[Chart and figure data]
◆ ◆ ◆ ◆

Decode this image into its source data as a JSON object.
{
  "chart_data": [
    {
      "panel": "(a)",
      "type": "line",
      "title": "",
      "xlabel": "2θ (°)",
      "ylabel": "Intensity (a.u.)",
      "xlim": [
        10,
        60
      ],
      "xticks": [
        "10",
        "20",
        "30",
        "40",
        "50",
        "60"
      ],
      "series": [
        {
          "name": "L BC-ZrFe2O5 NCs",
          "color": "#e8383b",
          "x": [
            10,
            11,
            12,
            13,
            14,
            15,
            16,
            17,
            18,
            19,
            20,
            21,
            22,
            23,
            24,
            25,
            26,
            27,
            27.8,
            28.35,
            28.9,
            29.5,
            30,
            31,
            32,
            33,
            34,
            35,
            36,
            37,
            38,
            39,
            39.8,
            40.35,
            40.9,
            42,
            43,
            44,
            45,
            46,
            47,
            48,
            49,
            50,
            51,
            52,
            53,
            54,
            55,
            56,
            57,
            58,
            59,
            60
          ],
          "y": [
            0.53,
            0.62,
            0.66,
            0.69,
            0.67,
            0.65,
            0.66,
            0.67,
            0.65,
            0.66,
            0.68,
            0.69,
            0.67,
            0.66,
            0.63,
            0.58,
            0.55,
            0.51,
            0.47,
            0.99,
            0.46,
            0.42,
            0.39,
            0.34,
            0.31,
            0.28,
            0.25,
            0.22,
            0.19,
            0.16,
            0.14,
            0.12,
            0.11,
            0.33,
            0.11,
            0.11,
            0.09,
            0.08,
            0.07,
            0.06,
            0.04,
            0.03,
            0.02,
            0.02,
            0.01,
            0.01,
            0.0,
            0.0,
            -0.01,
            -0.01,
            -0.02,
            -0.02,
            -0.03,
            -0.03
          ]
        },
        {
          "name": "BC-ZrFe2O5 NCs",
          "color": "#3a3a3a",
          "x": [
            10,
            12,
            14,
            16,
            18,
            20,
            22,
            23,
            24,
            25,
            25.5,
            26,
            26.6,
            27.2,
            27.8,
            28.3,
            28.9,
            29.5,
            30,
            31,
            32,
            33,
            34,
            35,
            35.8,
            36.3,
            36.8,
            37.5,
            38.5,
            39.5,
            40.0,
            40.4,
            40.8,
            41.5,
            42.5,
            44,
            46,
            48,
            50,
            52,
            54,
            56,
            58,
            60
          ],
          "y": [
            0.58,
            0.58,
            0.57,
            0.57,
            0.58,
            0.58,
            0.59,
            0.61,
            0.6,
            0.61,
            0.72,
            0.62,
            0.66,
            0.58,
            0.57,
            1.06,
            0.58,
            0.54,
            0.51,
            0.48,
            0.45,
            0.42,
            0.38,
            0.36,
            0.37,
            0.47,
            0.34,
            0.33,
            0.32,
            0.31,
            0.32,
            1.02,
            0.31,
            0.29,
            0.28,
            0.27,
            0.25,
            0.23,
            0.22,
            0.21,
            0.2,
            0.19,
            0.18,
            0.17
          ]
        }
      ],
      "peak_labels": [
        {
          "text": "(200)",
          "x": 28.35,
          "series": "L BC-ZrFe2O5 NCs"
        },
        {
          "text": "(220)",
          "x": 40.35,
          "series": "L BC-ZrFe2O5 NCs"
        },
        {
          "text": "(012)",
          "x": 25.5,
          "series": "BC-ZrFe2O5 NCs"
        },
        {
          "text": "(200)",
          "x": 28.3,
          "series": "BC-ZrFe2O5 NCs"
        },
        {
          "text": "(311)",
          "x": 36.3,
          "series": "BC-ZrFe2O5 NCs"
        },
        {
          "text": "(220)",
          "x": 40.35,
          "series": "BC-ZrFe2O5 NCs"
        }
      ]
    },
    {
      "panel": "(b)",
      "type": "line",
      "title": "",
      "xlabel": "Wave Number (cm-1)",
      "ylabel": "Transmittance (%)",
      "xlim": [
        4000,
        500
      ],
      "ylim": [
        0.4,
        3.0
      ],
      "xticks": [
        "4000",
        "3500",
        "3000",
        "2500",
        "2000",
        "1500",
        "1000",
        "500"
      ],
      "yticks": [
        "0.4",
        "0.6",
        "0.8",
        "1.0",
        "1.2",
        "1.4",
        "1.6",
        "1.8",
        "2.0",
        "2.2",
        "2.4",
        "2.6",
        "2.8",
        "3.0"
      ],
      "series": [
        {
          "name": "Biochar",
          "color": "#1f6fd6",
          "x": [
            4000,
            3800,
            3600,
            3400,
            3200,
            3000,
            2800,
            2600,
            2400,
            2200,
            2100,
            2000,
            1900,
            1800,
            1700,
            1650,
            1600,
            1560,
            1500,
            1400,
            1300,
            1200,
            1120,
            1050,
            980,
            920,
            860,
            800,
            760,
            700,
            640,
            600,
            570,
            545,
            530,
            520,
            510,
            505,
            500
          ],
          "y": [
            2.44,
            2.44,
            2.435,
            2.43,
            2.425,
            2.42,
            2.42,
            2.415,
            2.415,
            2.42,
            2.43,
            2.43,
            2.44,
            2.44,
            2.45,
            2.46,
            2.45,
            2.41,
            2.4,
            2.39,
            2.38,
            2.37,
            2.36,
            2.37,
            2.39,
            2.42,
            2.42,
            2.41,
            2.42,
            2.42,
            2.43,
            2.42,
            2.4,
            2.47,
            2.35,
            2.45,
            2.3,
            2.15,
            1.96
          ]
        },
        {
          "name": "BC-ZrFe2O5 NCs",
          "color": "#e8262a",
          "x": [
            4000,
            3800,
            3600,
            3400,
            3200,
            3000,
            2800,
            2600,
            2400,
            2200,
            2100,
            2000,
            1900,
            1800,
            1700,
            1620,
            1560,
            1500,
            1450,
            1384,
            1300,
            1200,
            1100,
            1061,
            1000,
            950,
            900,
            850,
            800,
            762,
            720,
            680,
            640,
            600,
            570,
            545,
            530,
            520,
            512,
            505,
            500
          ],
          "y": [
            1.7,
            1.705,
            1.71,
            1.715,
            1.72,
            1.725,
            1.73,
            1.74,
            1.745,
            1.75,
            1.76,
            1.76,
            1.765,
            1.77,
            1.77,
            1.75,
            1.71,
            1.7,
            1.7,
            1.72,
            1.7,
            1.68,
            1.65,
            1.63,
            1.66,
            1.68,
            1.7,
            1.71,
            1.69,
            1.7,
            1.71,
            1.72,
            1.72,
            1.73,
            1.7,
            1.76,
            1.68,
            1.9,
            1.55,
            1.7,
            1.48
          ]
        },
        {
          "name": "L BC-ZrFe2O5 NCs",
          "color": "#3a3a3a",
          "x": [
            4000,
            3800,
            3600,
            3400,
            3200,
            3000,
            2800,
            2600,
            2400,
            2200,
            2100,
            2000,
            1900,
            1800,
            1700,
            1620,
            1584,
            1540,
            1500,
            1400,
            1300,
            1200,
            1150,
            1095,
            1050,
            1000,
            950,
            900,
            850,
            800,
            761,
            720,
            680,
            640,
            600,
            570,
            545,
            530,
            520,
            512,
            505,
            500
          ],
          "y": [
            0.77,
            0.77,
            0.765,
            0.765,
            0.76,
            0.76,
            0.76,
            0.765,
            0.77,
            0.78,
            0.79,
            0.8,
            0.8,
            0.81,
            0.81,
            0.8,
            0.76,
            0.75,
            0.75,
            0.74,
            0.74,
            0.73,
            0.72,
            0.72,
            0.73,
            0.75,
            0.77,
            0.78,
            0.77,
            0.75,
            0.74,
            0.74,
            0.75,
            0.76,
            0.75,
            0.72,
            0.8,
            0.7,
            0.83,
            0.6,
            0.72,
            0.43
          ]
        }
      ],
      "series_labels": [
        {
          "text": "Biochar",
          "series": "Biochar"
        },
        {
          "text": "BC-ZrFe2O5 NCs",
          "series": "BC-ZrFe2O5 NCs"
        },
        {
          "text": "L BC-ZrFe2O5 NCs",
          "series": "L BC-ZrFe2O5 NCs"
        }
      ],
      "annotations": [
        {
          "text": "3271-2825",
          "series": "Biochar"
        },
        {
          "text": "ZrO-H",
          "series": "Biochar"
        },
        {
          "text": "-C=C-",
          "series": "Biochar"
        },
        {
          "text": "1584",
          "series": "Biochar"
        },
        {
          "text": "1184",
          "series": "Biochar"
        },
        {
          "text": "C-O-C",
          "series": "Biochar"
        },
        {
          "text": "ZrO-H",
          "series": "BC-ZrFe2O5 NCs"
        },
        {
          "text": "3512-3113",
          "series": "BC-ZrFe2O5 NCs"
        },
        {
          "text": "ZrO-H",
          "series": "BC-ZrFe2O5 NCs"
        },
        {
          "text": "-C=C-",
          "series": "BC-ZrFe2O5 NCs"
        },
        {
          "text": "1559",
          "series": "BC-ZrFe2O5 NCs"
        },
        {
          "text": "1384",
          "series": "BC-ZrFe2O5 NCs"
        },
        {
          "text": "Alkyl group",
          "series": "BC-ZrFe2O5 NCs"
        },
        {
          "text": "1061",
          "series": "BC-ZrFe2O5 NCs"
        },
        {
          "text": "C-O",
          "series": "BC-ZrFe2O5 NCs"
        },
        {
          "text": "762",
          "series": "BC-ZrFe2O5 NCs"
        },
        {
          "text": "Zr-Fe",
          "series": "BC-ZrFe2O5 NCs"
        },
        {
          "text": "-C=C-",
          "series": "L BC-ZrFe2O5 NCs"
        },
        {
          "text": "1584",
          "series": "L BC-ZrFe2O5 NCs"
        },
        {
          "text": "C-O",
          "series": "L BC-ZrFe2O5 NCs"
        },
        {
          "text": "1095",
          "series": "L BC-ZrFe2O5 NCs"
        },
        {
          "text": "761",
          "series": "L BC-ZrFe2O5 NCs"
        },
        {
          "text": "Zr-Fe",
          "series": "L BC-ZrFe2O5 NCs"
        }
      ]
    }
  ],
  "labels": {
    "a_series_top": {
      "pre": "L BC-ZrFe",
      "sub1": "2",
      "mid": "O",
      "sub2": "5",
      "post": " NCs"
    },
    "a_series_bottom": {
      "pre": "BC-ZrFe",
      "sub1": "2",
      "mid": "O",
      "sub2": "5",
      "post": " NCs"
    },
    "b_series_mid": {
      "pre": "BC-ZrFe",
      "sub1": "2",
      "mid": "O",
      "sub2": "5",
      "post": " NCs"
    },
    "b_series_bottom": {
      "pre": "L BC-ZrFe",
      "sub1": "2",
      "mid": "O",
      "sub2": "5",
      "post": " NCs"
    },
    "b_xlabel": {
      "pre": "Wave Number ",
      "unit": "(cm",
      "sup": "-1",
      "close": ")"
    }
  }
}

◆ ◆ ◆ ◆

#### WORK REQUIRED
Only the number is wanted: how many lines in the data include the word "color"?

#### COMPLETE ANSWER
5